• **Directive**: Give only the number of lines below that contain the word "банку".

• **Data**:
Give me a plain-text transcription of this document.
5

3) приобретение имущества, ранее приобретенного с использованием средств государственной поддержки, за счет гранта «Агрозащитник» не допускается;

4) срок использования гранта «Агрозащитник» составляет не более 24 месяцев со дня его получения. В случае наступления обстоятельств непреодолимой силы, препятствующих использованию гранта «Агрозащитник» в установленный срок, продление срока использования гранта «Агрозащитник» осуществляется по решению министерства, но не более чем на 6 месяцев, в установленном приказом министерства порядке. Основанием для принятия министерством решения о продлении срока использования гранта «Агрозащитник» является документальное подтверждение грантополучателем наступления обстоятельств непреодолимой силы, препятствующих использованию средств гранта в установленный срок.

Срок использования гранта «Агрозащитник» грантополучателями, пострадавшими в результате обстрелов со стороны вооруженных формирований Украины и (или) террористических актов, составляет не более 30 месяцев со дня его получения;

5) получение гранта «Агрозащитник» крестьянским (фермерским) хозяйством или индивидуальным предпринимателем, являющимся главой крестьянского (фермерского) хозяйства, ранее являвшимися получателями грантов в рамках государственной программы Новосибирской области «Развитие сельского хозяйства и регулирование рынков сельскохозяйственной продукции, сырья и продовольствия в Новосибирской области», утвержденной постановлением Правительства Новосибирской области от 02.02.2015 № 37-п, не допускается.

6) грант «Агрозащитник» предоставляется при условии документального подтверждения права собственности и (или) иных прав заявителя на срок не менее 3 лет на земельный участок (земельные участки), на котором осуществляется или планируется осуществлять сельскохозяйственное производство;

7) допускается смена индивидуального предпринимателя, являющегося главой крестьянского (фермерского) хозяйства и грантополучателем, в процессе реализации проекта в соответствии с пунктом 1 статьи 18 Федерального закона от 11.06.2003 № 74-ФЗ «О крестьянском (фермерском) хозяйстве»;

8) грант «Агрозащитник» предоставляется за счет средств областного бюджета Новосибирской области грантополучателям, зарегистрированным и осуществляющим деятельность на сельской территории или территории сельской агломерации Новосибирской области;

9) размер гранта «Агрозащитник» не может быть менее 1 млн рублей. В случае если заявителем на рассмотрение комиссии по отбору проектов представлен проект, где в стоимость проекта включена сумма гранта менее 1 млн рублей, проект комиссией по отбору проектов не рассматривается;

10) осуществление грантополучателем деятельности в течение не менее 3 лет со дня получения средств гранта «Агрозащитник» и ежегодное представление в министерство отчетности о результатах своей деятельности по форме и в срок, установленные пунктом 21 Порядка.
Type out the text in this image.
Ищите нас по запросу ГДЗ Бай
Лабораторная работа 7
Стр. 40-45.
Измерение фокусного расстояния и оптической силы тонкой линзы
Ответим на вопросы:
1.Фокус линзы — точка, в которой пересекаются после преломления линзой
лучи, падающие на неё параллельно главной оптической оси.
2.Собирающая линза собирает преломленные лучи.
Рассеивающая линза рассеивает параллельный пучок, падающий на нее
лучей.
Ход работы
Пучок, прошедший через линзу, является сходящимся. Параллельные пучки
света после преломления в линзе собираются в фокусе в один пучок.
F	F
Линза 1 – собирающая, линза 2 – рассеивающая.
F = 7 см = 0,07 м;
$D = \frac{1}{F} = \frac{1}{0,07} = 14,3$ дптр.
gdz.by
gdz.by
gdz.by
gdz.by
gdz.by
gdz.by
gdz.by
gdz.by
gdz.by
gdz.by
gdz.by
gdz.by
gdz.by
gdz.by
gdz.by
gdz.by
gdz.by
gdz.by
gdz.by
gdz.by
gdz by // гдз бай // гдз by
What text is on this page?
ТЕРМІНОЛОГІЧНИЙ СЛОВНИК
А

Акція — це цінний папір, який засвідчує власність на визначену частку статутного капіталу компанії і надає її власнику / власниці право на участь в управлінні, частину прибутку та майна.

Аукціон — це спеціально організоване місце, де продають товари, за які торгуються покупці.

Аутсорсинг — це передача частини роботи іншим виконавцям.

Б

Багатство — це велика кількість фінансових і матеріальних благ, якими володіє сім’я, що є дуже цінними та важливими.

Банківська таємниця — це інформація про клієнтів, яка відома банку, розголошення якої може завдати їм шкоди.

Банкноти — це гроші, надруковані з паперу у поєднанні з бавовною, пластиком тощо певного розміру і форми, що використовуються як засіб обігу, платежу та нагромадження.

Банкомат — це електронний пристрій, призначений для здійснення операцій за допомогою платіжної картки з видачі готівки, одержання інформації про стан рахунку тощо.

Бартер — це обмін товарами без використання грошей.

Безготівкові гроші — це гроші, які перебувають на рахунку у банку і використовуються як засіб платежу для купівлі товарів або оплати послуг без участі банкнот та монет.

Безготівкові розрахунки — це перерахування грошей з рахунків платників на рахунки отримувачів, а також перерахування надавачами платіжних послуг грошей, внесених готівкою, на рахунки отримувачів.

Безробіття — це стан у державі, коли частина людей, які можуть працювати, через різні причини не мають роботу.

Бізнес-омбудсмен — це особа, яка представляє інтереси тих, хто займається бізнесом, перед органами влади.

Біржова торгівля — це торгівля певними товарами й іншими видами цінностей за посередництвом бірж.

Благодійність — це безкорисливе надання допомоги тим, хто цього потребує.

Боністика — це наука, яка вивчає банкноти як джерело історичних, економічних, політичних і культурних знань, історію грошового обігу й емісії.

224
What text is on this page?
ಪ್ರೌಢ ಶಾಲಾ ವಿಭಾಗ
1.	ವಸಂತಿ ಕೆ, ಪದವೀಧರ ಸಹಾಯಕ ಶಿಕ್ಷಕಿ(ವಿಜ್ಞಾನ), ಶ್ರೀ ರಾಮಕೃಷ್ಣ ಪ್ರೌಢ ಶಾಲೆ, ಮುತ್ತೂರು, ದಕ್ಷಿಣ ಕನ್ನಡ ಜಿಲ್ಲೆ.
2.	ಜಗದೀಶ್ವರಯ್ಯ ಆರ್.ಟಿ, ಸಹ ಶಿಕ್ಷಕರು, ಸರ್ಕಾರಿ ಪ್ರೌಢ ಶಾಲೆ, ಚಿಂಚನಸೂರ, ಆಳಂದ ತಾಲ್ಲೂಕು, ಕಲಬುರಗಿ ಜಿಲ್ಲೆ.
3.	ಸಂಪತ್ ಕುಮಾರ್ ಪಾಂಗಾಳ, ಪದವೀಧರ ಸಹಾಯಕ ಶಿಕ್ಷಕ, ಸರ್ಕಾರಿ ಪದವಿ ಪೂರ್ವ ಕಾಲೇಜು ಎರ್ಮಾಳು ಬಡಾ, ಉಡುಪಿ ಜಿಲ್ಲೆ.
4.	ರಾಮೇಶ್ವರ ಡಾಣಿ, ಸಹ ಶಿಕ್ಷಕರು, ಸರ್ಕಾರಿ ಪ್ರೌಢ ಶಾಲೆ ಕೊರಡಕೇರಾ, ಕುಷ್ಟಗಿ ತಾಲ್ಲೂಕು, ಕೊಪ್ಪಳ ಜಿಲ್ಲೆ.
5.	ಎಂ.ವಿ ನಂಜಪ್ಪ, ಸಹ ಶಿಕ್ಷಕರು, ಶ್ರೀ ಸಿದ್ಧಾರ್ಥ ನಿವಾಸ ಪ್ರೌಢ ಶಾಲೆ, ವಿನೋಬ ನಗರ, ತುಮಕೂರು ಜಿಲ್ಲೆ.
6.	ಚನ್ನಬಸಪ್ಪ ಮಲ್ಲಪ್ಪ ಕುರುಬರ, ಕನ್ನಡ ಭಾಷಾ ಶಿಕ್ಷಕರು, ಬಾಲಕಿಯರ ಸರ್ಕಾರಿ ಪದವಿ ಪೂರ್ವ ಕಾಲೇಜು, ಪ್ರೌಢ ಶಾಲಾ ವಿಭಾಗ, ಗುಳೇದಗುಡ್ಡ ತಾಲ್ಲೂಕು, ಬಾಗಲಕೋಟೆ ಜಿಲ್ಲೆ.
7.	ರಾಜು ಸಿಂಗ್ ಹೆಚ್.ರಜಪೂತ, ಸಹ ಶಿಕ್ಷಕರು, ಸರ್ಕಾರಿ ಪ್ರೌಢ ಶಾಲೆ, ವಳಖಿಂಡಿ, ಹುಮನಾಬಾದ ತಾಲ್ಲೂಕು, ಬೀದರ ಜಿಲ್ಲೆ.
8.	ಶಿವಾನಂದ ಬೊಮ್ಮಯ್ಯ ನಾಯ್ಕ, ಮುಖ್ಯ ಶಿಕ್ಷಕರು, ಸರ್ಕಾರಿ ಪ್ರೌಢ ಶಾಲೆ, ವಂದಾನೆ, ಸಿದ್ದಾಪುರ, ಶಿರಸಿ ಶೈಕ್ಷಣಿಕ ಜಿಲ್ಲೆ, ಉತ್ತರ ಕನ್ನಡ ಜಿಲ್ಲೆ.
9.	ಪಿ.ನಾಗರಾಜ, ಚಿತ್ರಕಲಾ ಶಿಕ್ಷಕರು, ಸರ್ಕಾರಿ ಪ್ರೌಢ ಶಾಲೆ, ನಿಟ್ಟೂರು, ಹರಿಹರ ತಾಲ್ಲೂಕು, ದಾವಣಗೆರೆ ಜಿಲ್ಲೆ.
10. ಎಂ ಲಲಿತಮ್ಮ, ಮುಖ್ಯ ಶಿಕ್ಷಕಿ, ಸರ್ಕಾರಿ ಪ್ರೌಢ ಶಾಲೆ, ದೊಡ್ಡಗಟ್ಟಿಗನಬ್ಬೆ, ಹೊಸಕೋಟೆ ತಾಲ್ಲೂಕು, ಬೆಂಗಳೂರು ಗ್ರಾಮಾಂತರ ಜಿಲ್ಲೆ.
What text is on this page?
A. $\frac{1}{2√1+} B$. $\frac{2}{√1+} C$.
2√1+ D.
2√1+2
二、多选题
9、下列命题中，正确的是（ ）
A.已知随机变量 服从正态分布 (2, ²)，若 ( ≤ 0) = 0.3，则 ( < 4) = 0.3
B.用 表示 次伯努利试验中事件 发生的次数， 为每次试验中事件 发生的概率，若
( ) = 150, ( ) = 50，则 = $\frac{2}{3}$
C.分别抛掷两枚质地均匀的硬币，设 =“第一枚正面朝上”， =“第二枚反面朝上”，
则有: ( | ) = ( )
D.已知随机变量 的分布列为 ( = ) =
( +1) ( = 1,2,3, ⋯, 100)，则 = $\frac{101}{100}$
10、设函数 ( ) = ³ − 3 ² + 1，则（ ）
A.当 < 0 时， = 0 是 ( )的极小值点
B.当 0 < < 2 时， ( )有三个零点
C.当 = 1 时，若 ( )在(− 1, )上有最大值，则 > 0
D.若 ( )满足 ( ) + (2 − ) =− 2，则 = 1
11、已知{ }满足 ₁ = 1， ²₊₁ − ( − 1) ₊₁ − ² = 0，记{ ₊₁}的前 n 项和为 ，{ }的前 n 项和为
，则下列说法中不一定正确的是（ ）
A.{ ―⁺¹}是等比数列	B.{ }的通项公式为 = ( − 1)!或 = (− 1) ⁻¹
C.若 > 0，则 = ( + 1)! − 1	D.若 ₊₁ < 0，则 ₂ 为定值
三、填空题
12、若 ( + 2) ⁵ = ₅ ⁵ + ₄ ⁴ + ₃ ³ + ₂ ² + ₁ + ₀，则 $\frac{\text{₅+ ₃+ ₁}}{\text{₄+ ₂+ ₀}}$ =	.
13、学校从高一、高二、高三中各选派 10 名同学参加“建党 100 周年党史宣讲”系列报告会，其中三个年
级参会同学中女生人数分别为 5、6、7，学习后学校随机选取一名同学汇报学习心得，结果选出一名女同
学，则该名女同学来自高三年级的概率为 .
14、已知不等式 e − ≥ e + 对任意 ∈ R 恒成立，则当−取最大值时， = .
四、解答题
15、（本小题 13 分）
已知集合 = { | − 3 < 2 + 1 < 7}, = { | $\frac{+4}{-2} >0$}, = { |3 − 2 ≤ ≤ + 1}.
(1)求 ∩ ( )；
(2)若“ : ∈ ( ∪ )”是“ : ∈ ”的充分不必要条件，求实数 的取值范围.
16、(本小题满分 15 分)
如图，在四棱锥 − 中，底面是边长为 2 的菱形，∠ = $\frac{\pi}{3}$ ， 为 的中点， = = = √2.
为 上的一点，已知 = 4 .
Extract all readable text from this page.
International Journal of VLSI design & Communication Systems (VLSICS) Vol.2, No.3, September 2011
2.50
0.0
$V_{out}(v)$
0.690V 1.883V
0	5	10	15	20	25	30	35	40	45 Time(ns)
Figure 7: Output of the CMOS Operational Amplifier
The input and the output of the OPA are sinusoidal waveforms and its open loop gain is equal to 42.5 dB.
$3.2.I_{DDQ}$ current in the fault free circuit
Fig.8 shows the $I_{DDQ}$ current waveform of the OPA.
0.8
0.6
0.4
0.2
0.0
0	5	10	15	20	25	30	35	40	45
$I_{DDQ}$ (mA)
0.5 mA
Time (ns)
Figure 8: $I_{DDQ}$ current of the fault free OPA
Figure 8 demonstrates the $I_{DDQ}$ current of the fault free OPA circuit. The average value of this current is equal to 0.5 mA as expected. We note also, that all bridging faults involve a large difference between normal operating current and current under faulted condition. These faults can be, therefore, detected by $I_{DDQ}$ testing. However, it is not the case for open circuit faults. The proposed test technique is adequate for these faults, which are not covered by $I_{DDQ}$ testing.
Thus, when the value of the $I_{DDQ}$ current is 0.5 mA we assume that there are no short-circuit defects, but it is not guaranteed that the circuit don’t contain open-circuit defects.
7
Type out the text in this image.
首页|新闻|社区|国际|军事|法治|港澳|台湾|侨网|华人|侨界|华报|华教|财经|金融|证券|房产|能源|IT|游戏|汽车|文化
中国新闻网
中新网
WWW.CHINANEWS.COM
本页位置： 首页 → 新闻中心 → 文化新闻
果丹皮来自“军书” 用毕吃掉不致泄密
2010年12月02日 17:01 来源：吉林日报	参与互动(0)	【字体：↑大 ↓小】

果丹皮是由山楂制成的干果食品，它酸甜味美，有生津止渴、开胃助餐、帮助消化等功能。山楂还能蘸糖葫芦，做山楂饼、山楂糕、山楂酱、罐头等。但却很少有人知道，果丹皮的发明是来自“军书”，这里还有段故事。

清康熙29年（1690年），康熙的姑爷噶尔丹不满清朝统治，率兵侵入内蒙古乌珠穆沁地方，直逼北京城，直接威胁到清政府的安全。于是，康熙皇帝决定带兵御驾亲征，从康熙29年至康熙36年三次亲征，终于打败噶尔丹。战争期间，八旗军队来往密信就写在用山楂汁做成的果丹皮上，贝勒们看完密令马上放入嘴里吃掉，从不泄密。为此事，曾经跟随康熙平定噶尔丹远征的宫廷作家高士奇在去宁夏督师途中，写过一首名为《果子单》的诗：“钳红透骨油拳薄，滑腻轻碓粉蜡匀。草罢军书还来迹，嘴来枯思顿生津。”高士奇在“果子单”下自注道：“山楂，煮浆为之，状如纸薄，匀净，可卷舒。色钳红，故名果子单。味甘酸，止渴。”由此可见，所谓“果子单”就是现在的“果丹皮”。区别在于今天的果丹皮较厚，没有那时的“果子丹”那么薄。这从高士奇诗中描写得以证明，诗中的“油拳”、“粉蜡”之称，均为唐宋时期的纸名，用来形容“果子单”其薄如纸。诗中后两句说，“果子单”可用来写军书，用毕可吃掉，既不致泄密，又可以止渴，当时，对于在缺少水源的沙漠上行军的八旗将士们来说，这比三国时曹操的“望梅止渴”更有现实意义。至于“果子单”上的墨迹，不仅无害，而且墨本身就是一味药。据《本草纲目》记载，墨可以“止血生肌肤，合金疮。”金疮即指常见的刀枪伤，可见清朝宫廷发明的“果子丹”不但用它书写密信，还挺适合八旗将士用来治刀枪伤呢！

• **Solution for this problem**: 2